Transcribe every line exactly. Leave the pictures behind.

# # # #

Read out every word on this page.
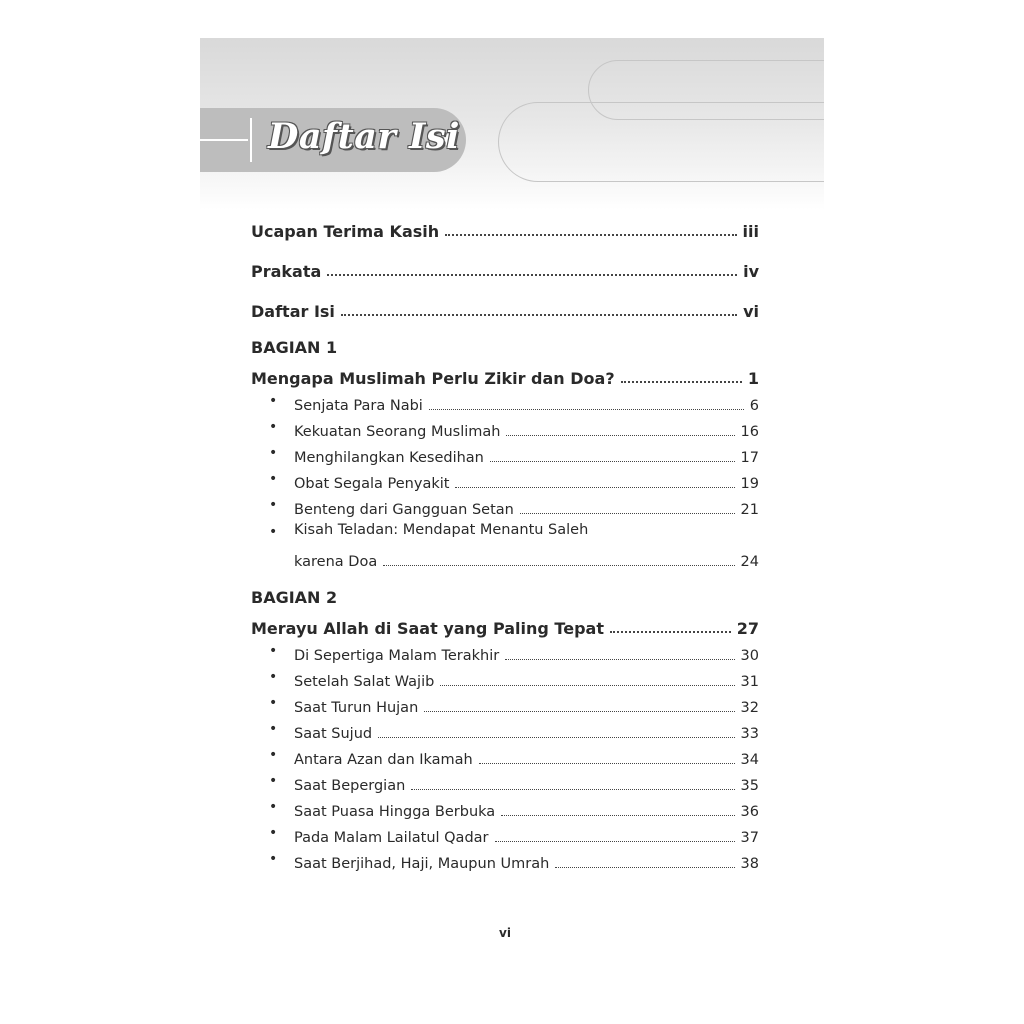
Daftar Isi
Ucapan Terima Kasih	iii
Prakata	iv
Daftar Isi	vi
BAGIAN 1
Mengapa Muslimah Perlu Zikir dan Doa?	1
• Senjata Para Nabi	6
• Kekuatan Seorang Muslimah	16
• Menghilangkan Kesedihan	17
• Obat Segala Penyakit	19
• Benteng dari Gangguan Setan	21
• Kisah Teladan: Mendapat Menantu Saleh
karena Doa	24
BAGIAN 2
Merayu Allah di Saat yang Paling Tepat	27
• Di Sepertiga Malam Terakhir	30
• Setelah Salat Wajib	31
• Saat Turun Hujan	32
• Saat Sujud	33
• Antara Azan dan Ikamah	34
• Saat Bepergian	35
• Saat Puasa Hingga Berbuka	36
• Pada Malam Lailatul Qadar	37
• Saat Berjihad, Haji, Maupun Umrah	38
vi
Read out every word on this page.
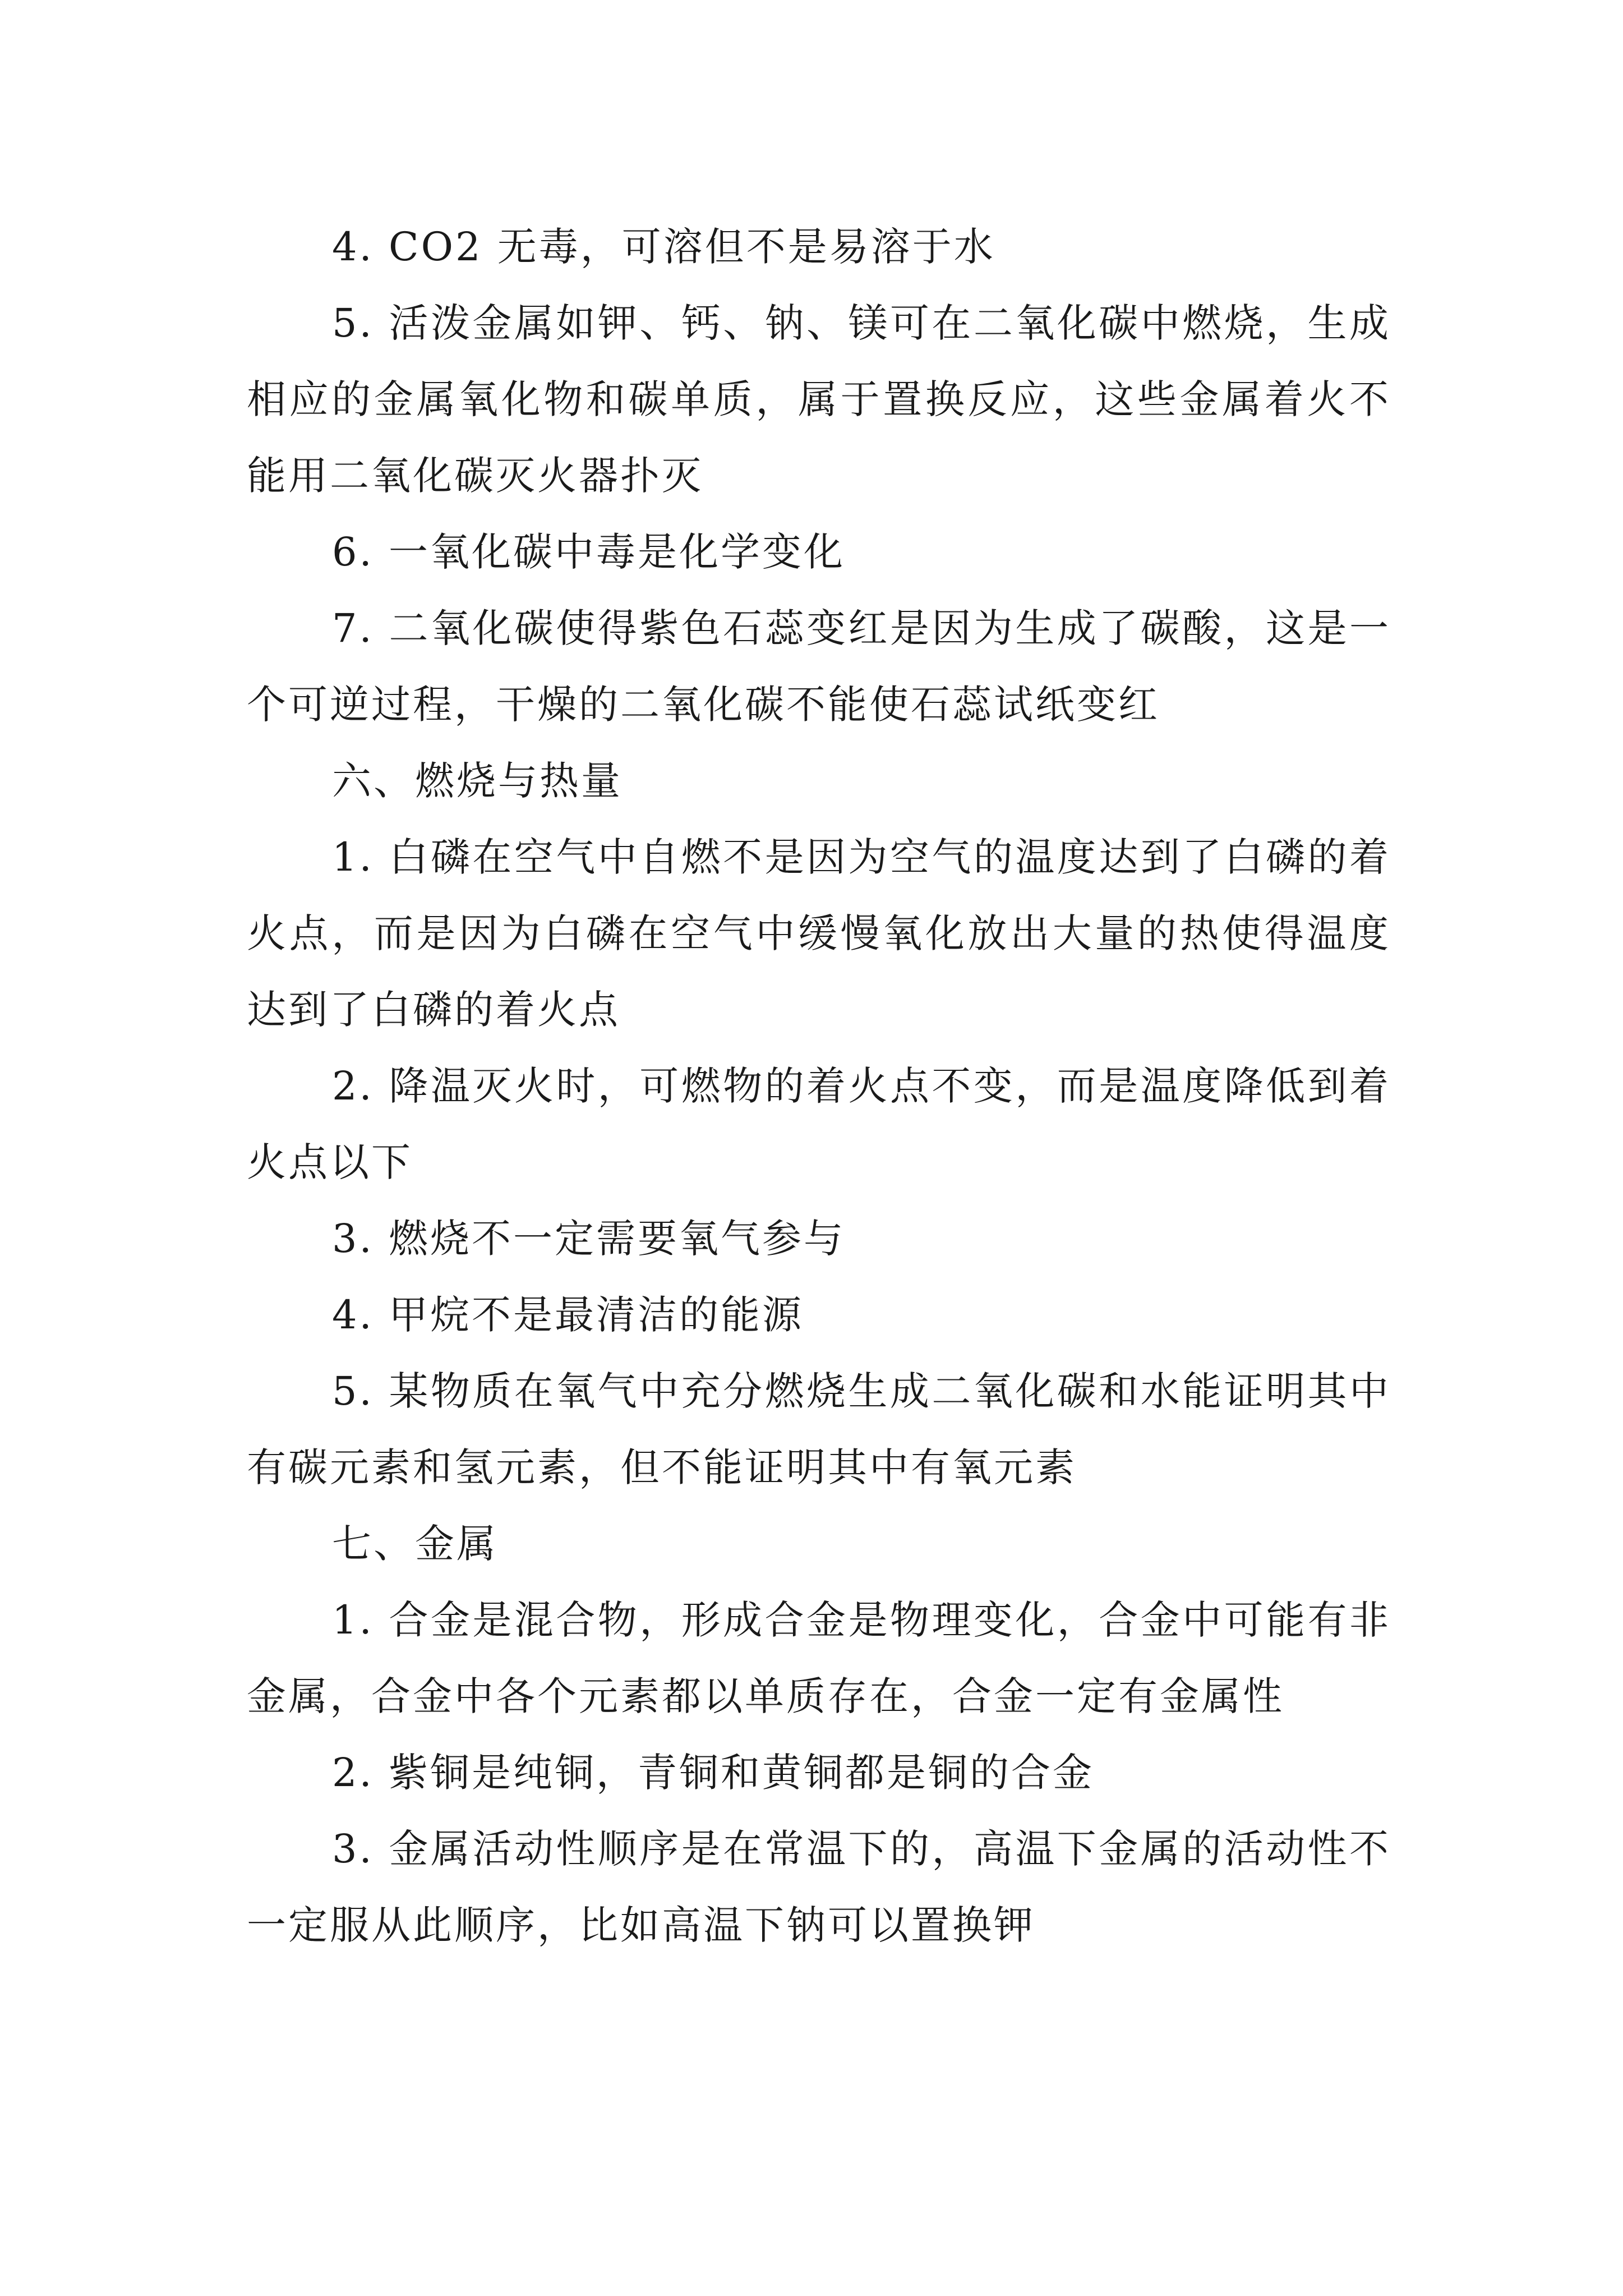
4. CO2 无毒，可溶但不是易溶于水

5. 活泼金属如钾、钙、钠、镁可在二氧化碳中燃烧，生成相应的金属氧化物和碳单质，属于置换反应，这些金属着火不能用二氧化碳灭火器扑灭

6. 一氧化碳中毒是化学变化

7. 二氧化碳使得紫色石蕊变红是因为生成了碳酸，这是一个可逆过程，干燥的二氧化碳不能使石蕊试纸变红

六、燃烧与热量

1. 白磷在空气中自燃不是因为空气的温度达到了白磷的着火点，而是因为白磷在空气中缓慢氧化放出大量的热使得温度达到了白磷的着火点

2. 降温灭火时，可燃物的着火点不变，而是温度降低到着火点以下

3. 燃烧不一定需要氧气参与

4. 甲烷不是最清洁的能源

5. 某物质在氧气中充分燃烧生成二氧化碳和水能证明其中有碳元素和氢元素，但不能证明其中有氧元素

七、金属

1. 合金是混合物，形成合金是物理变化，合金中可能有非金属，合金中各个元素都以单质存在，合金一定有金属性

2. 紫铜是纯铜，青铜和黄铜都是铜的合金

3. 金属活动性顺序是在常温下的，高温下金属的活动性不一定服从此顺序，比如高温下钠可以置换钾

# # # #

§ Exercise result:
Read out every word on this page.
Daftar Isi
Ucapan Terima Kasih	iii
Prakata	iv
Daftar Isi	vi
BAGIAN 1
Mengapa Muslimah Perlu Zikir dan Doa?	1
• Senjata Para Nabi	6
• Kekuatan Seorang Muslimah	16
• Menghilangkan Kesedihan	17
• Obat Segala Penyakit	19
• Benteng dari Gangguan Setan	21
• Kisah Teladan: Mendapat Menantu Saleh
karena Doa	24
BAGIAN 2
Merayu Allah di Saat yang Paling Tepat	27
• Di Sepertiga Malam Terakhir	30
• Setelah Salat Wajib	31
• Saat Turun Hujan	32
• Saat Sujud	33
• Antara Azan dan Ikamah	34
• Saat Bepergian	35
• Saat Puasa Hingga Berbuka	36
• Pada Malam Lailatul Qadar	37
• Saat Berjihad, Haji, Maupun Umrah	38
vi
Read out every word on this page.
4. CO2 无毒，可溶但不是易溶于水

5. 活泼金属如钾、钙、钠、镁可在二氧化碳中燃烧，生成相应的金属氧化物和碳单质，属于置换反应，这些金属着火不能用二氧化碳灭火器扑灭

6. 一氧化碳中毒是化学变化

7. 二氧化碳使得紫色石蕊变红是因为生成了碳酸，这是一个可逆过程，干燥的二氧化碳不能使石蕊试纸变红

六、燃烧与热量

1. 白磷在空气中自燃不是因为空气的温度达到了白磷的着火点，而是因为白磷在空气中缓慢氧化放出大量的热使得温度达到了白磷的着火点

2. 降温灭火时，可燃物的着火点不变，而是温度降低到着火点以下

3. 燃烧不一定需要氧气参与

4. 甲烷不是最清洁的能源

5. 某物质在氧气中充分燃烧生成二氧化碳和水能证明其中有碳元素和氢元素，但不能证明其中有氧元素

七、金属

1. 合金是混合物，形成合金是物理变化，合金中可能有非金属，合金中各个元素都以单质存在，合金一定有金属性

2. 紫铜是纯铜，青铜和黄铜都是铜的合金

3. 金属活动性顺序是在常温下的，高温下金属的活动性不一定服从此顺序，比如高温下钠可以置换钾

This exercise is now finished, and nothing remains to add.